(Entries with figure data)
------

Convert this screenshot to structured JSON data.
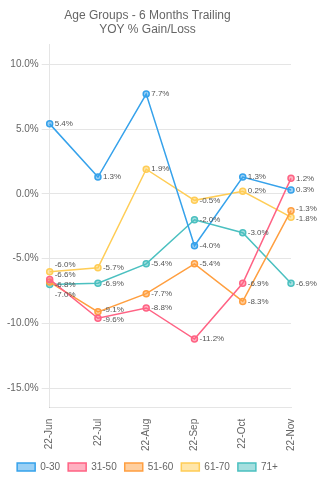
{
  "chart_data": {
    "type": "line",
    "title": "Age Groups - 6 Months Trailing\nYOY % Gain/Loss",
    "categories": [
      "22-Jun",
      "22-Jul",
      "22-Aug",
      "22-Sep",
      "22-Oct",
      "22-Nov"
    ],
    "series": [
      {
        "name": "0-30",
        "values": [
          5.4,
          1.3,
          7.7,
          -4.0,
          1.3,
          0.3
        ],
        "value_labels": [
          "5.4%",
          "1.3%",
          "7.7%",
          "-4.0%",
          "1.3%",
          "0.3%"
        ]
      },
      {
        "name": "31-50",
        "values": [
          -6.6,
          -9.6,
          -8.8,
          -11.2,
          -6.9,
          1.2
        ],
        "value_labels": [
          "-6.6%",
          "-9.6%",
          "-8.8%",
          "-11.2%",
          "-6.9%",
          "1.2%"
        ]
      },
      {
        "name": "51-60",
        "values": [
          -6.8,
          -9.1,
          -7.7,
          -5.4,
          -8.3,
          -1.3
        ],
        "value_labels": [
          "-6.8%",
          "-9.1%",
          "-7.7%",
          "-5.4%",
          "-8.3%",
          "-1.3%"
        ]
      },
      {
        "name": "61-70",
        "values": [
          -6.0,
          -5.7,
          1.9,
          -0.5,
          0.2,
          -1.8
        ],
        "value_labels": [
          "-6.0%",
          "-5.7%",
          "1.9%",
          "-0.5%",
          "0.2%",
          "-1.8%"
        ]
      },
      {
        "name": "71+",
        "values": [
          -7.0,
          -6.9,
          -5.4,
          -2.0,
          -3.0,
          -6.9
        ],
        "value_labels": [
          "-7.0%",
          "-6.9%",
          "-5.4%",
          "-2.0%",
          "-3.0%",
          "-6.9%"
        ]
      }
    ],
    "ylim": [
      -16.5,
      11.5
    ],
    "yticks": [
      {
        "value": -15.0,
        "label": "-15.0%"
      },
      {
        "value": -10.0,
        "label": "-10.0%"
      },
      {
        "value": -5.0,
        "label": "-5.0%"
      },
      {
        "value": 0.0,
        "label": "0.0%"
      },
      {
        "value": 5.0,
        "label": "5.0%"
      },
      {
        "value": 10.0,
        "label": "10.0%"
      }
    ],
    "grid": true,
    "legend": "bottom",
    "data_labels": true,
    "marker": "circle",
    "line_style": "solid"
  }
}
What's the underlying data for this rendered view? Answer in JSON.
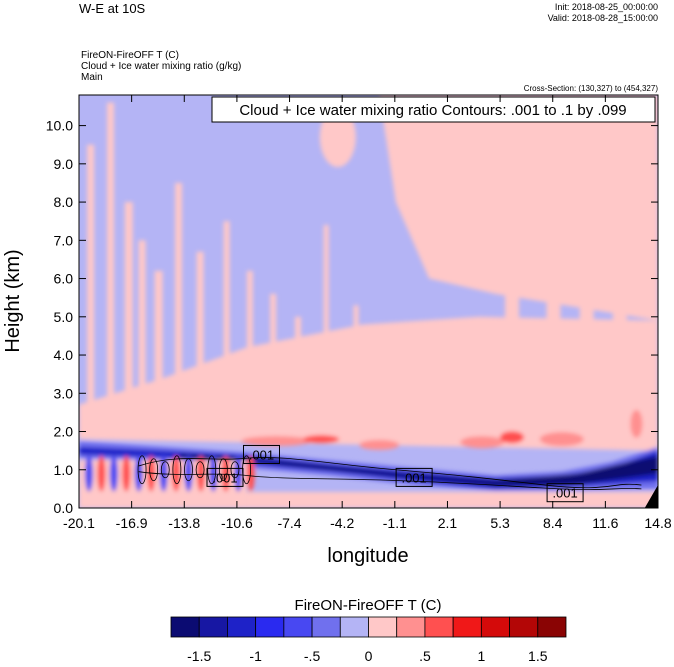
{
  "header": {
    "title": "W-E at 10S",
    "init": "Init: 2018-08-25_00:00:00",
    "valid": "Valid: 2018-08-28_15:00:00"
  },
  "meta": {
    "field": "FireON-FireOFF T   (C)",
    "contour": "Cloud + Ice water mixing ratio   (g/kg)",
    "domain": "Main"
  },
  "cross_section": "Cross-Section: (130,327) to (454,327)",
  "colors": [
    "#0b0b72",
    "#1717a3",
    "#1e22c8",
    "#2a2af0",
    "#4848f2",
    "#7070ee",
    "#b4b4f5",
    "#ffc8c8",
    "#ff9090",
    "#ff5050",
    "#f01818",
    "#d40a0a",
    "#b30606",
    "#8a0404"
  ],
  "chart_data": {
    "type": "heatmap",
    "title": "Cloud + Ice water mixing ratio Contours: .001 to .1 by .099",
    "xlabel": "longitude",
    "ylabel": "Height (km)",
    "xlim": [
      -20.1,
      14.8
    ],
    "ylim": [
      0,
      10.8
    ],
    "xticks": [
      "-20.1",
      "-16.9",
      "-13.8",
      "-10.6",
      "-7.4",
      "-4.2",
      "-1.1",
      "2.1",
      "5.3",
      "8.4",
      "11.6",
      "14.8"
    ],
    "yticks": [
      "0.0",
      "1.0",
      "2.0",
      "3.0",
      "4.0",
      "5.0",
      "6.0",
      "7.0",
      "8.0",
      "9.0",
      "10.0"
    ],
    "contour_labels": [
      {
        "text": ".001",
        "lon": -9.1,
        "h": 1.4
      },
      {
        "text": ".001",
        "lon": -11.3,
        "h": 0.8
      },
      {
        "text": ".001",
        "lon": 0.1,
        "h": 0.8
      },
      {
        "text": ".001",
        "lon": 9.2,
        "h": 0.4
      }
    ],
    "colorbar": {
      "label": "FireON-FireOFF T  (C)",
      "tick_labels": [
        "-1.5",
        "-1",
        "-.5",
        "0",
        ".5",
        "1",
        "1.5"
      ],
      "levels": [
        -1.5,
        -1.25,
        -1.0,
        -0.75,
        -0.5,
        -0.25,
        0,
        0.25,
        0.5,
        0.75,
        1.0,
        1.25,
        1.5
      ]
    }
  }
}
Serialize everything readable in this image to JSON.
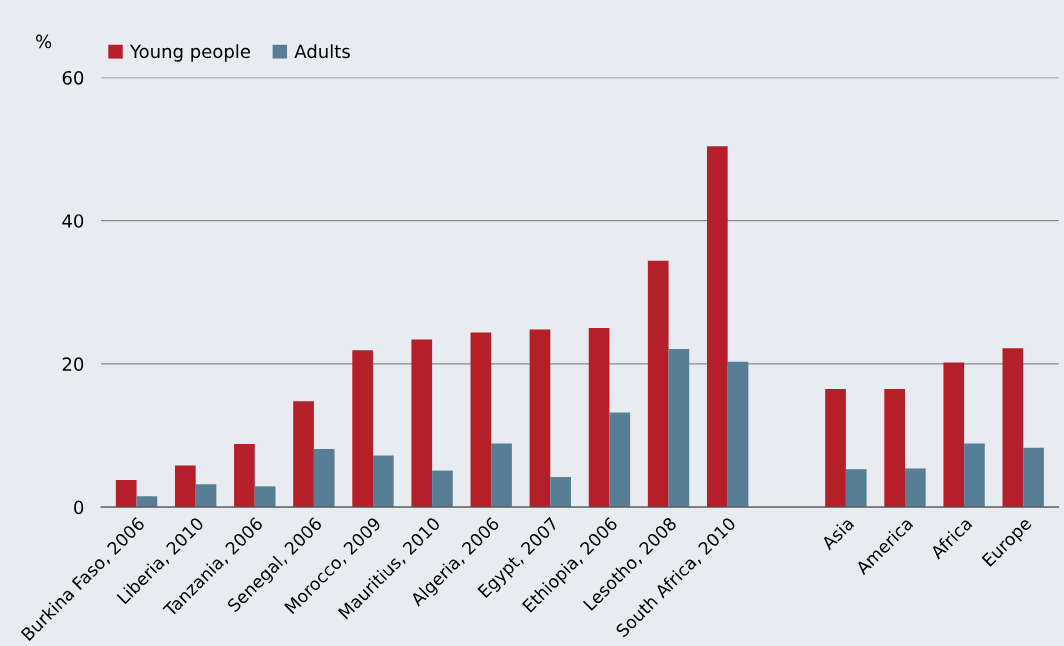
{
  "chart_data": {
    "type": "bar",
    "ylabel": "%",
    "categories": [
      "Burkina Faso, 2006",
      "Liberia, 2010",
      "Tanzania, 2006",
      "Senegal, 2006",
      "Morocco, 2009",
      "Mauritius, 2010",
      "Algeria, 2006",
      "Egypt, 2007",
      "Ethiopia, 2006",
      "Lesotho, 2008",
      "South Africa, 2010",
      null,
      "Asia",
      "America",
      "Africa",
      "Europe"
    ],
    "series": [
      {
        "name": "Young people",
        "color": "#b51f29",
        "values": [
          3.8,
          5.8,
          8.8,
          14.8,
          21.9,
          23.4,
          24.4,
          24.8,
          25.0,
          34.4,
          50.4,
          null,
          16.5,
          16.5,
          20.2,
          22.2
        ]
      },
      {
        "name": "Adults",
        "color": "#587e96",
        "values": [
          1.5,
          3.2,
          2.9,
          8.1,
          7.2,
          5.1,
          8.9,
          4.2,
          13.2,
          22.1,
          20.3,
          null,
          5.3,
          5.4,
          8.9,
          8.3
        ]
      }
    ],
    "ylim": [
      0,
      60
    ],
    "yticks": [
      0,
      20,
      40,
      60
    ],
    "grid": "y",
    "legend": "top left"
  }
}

------

● **Exercise**:
Transcribe all of the records above character for character. Exclude the pictures.

● **Output below**:
Convert this screenshot to structured JSON data.
{
  "chart_data": {
    "type": "line",
    "title": "Age Groups - 6 Months Trailing\nYOY % Gain/Loss",
    "categories": [
      "22-Jun",
      "22-Jul",
      "22-Aug",
      "22-Sep",
      "22-Oct",
      "22-Nov"
    ],
    "series": [
      {
        "name": "0-30",
        "values": [
          5.4,
          1.3,
          7.7,
          -4.0,
          1.3,
          0.3
        ],
        "value_labels": [
          "5.4%",
          "1.3%",
          "7.7%",
          "-4.0%",
          "1.3%",
          "0.3%"
        ]
      },
      {
        "name": "31-50",
        "values": [
          -6.6,
          -9.6,
          -8.8,
          -11.2,
          -6.9,
          1.2
        ],
        "value_labels": [
          "-6.6%",
          "-9.6%",
          "-8.8%",
          "-11.2%",
          "-6.9%",
          "1.2%"
        ]
      },
      {
        "name": "51-60",
        "values": [
          -6.8,
          -9.1,
          -7.7,
          -5.4,
          -8.3,
          -1.3
        ],
        "value_labels": [
          "-6.8%",
          "-9.1%",
          "-7.7%",
          "-5.4%",
          "-8.3%",
          "-1.3%"
        ]
      },
      {
        "name": "61-70",
        "values": [
          -6.0,
          -5.7,
          1.9,
          -0.5,
          0.2,
          -1.8
        ],
        "value_labels": [
          "-6.0%",
          "-5.7%",
          "1.9%",
          "-0.5%",
          "0.2%",
          "-1.8%"
        ]
      },
      {
        "name": "71+",
        "values": [
          -7.0,
          -6.9,
          -5.4,
          -2.0,
          -3.0,
          -6.9
        ],
        "value_labels": [
          "-7.0%",
          "-6.9%",
          "-5.4%",
          "-2.0%",
          "-3.0%",
          "-6.9%"
        ]
      }
    ],
    "ylim": [
      -16.5,
      11.5
    ],
    "yticks": [
      {
        "value": -15.0,
        "label": "-15.0%"
      },
      {
        "value": -10.0,
        "label": "-10.0%"
      },
      {
        "value": -5.0,
        "label": "-5.0%"
      },
      {
        "value": 0.0,
        "label": "0.0%"
      },
      {
        "value": 5.0,
        "label": "5.0%"
      },
      {
        "value": 10.0,
        "label": "10.0%"
      }
    ],
    "grid": true,
    "legend": "bottom",
    "data_labels": true,
    "marker": "circle",
    "line_style": "solid"
  }
}
What's the underlying data for this rendered view? Answer in JSON.
{
  "header": {
    "title": "W-E at 10S",
    "init": "Init: 2018-08-25_00:00:00",
    "valid": "Valid: 2018-08-28_15:00:00"
  },
  "meta": {
    "field": "FireON-FireOFF T   (C)",
    "contour": "Cloud + Ice water mixing ratio   (g/kg)",
    "domain": "Main"
  },
  "cross_section": "Cross-Section: (130,327) to (454,327)",
  "colors": [
    "#0b0b72",
    "#1717a3",
    "#1e22c8",
    "#2a2af0",
    "#4848f2",
    "#7070ee",
    "#b4b4f5",
    "#ffc8c8",
    "#ff9090",
    "#ff5050",
    "#f01818",
    "#d40a0a",
    "#b30606",
    "#8a0404"
  ],
  "chart_data": {
    "type": "heatmap",
    "title": "Cloud + Ice water mixing ratio Contours: .001 to .1 by .099",
    "xlabel": "longitude",
    "ylabel": "Height (km)",
    "xlim": [
      -20.1,
      14.8
    ],
    "ylim": [
      0,
      10.8
    ],
    "xticks": [
      "-20.1",
      "-16.9",
      "-13.8",
      "-10.6",
      "-7.4",
      "-4.2",
      "-1.1",
      "2.1",
      "5.3",
      "8.4",
      "11.6",
      "14.8"
    ],
    "yticks": [
      "0.0",
      "1.0",
      "2.0",
      "3.0",
      "4.0",
      "5.0",
      "6.0",
      "7.0",
      "8.0",
      "9.0",
      "10.0"
    ],
    "contour_labels": [
      {
        "text": ".001",
        "lon": -9.1,
        "h": 1.4
      },
      {
        "text": ".001",
        "lon": -11.3,
        "h": 0.8
      },
      {
        "text": ".001",
        "lon": 0.1,
        "h": 0.8
      },
      {
        "text": ".001",
        "lon": 9.2,
        "h": 0.4
      }
    ],
    "colorbar": {
      "label": "FireON-FireOFF T  (C)",
      "tick_labels": [
        "-1.5",
        "-1",
        "-.5",
        "0",
        ".5",
        "1",
        "1.5"
      ],
      "levels": [
        -1.5,
        -1.25,
        -1.0,
        -0.75,
        -0.5,
        -0.25,
        0,
        0.25,
        0.5,
        0.75,
        1.0,
        1.25,
        1.5
      ]
    }
  }
}
Serialize everything readable in this image to JSON.
{
  "chart_data": {
    "type": "bar",
    "ylabel": "%",
    "categories": [
      "Burkina Faso, 2006",
      "Liberia, 2010",
      "Tanzania, 2006",
      "Senegal, 2006",
      "Morocco, 2009",
      "Mauritius, 2010",
      "Algeria, 2006",
      "Egypt, 2007",
      "Ethiopia, 2006",
      "Lesotho, 2008",
      "South Africa, 2010",
      null,
      "Asia",
      "America",
      "Africa",
      "Europe"
    ],
    "series": [
      {
        "name": "Young people",
        "color": "#b51f29",
        "values": [
          3.8,
          5.8,
          8.8,
          14.8,
          21.9,
          23.4,
          24.4,
          24.8,
          25.0,
          34.4,
          50.4,
          null,
          16.5,
          16.5,
          20.2,
          22.2
        ]
      },
      {
        "name": "Adults",
        "color": "#587e96",
        "values": [
          1.5,
          3.2,
          2.9,
          8.1,
          7.2,
          5.1,
          8.9,
          4.2,
          13.2,
          22.1,
          20.3,
          null,
          5.3,
          5.4,
          8.9,
          8.3
        ]
      }
    ],
    "ylim": [
      0,
      60
    ],
    "yticks": [
      0,
      20,
      40,
      60
    ],
    "grid": "y",
    "legend": "top left"
  }
}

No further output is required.